» THE EXERCISE:
In the material below, find how many lines contain the string "thumbnail". Write only that number.

» DATA PROVIDED:
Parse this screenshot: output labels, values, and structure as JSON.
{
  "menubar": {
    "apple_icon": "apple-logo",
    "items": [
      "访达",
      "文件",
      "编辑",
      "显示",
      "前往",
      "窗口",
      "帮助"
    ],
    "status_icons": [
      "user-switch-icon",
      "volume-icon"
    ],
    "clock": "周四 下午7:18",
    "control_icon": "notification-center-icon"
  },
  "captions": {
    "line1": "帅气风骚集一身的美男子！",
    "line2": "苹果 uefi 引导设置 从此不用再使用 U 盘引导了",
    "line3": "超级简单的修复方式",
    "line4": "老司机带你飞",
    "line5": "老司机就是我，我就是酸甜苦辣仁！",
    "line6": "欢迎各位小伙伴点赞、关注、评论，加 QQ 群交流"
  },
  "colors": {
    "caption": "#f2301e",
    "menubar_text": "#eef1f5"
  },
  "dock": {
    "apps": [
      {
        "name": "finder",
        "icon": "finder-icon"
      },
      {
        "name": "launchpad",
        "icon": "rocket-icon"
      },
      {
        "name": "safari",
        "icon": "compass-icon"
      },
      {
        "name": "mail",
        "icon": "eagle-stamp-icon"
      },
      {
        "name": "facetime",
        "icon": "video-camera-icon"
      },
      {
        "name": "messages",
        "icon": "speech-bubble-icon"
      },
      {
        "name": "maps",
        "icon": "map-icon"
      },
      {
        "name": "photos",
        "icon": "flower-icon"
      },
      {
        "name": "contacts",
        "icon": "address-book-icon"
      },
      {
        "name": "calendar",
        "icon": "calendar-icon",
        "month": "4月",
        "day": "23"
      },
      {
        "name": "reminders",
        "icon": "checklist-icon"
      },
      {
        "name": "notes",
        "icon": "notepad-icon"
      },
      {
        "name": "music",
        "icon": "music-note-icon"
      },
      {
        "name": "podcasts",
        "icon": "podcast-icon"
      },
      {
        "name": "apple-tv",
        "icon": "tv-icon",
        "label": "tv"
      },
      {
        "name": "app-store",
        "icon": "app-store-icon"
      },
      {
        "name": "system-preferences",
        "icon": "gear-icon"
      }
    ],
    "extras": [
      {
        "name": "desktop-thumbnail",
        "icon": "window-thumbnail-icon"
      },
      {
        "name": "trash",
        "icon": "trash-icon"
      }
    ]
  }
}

» THE RESULT:
2